**Given request**
Search the records that follow and extract every line containing the string "JSON".

■ ■ ■

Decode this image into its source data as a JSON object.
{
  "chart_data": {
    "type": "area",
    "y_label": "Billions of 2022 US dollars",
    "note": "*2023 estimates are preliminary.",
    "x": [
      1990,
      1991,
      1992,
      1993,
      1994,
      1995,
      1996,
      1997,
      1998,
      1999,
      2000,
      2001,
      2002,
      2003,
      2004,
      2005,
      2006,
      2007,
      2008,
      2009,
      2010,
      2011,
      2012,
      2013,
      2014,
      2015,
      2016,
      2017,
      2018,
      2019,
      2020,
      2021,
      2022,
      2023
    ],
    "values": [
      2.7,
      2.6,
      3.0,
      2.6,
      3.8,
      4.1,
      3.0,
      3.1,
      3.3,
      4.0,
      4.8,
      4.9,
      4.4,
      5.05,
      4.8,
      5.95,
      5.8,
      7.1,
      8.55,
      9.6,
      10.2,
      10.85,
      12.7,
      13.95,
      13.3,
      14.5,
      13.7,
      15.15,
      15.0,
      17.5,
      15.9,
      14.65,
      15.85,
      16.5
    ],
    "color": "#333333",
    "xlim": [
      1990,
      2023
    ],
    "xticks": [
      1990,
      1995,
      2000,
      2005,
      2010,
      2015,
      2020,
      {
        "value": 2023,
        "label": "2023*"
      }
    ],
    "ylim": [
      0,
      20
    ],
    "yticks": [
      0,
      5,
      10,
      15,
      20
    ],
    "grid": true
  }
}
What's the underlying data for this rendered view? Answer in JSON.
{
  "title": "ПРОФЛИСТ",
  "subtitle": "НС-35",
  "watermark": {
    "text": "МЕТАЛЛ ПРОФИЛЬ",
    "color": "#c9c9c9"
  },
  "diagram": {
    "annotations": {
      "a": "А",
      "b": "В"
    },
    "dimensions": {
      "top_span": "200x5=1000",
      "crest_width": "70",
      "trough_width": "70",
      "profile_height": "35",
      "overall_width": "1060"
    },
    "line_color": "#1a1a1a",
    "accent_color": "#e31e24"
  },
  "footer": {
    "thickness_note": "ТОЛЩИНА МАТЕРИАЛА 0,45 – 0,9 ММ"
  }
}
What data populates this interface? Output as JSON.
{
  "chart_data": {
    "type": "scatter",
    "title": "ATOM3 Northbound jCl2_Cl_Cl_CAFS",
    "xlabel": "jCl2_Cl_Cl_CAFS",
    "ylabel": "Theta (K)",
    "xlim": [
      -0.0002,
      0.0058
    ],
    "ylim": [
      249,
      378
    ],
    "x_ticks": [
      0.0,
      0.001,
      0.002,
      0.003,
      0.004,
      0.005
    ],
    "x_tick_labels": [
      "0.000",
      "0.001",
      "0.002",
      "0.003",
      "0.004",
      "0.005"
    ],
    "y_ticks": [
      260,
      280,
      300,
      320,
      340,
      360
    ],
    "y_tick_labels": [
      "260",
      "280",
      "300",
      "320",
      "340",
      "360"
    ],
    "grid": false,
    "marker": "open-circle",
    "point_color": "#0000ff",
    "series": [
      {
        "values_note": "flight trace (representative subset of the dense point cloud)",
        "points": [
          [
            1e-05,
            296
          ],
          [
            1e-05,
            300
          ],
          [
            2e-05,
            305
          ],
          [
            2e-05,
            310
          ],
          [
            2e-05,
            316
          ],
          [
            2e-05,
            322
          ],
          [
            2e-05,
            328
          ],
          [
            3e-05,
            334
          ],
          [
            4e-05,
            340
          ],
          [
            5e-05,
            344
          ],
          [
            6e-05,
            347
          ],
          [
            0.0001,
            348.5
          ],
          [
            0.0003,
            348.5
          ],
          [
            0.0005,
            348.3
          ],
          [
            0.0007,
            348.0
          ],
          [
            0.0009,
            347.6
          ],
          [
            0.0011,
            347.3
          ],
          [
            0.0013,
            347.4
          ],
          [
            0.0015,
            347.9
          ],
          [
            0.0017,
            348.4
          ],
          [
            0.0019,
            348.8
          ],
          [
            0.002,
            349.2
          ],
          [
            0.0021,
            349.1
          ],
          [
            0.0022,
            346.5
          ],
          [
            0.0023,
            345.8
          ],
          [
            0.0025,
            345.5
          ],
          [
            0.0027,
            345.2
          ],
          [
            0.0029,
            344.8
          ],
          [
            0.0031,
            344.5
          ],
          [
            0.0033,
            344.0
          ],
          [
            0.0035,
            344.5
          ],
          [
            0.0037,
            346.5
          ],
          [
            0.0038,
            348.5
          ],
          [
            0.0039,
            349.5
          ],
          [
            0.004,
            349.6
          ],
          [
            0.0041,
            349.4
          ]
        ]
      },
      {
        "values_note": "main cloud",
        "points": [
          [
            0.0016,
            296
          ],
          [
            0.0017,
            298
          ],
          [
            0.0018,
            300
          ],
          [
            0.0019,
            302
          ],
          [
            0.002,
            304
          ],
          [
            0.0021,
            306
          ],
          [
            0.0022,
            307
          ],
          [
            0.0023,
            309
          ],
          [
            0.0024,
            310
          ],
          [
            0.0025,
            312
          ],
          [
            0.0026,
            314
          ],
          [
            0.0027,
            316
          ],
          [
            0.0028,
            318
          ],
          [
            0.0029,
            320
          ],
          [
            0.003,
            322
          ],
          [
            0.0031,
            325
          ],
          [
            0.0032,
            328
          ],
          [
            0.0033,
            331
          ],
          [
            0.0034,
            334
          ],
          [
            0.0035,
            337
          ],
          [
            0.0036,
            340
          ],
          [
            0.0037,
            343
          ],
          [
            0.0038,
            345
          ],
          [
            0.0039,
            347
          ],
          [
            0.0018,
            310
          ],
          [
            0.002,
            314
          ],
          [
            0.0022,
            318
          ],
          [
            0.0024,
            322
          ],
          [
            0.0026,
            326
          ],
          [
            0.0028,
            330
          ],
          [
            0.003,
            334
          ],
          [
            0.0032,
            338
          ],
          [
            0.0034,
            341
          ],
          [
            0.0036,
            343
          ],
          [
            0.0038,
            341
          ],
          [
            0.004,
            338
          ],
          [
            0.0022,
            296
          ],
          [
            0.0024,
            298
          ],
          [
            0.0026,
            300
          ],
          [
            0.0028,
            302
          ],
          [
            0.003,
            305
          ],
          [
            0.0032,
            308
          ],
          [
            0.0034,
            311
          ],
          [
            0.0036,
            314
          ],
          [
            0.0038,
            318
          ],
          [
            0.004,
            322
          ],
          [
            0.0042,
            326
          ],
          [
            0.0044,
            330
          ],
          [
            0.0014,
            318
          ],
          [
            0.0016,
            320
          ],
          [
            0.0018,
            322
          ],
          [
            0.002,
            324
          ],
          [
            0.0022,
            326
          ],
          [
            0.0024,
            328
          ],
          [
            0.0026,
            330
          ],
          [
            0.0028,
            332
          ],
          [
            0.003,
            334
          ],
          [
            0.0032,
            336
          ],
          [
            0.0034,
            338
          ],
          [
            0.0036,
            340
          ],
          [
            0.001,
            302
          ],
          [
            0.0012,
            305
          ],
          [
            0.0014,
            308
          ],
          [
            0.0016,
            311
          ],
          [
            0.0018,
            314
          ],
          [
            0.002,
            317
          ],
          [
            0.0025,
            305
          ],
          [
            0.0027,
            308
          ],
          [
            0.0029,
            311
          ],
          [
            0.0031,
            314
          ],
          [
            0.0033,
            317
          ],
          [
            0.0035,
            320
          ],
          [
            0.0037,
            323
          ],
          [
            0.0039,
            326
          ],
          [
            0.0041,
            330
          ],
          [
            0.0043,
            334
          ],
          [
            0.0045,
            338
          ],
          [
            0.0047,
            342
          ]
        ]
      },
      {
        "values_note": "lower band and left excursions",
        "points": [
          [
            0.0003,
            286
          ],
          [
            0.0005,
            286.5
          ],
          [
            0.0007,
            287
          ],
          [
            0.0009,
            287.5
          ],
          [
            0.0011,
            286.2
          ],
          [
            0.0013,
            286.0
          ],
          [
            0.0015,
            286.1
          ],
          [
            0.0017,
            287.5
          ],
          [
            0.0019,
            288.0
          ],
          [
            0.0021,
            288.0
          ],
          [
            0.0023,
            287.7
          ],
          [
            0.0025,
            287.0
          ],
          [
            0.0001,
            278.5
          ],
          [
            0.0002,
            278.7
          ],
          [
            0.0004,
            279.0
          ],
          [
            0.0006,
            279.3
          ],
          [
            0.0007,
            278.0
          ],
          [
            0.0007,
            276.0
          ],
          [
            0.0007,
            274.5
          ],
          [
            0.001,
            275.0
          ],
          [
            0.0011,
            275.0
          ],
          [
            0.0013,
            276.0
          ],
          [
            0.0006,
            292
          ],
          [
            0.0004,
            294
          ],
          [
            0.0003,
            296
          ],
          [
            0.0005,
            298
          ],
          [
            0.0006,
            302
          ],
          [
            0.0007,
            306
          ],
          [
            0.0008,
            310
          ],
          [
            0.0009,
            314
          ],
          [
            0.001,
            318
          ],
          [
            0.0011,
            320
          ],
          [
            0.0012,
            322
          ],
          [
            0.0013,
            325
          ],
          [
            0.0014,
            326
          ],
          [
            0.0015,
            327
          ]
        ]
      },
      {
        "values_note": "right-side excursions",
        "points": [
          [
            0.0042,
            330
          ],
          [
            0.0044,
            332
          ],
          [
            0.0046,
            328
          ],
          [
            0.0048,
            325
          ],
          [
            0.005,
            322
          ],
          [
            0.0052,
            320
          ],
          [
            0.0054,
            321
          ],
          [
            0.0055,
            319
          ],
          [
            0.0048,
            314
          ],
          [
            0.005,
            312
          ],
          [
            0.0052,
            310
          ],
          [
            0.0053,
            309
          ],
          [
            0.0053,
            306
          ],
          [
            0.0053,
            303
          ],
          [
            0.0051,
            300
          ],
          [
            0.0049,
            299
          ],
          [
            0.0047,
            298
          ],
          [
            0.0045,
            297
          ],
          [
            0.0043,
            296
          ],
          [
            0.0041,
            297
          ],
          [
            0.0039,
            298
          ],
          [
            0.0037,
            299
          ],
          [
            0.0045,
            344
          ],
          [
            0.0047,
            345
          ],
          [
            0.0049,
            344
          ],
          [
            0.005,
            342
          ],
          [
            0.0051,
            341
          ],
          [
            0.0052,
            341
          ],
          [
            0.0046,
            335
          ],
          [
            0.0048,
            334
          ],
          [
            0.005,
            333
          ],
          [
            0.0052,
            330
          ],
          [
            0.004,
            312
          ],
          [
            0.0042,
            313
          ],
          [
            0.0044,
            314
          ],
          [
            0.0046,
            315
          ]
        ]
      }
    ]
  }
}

■ ■ ■

**Exercise answer**
Decode this image into its source data as a JSON object.
What's the underlying data for this rendered view? Answer in JSON.
What data populates this interface? Output as JSON.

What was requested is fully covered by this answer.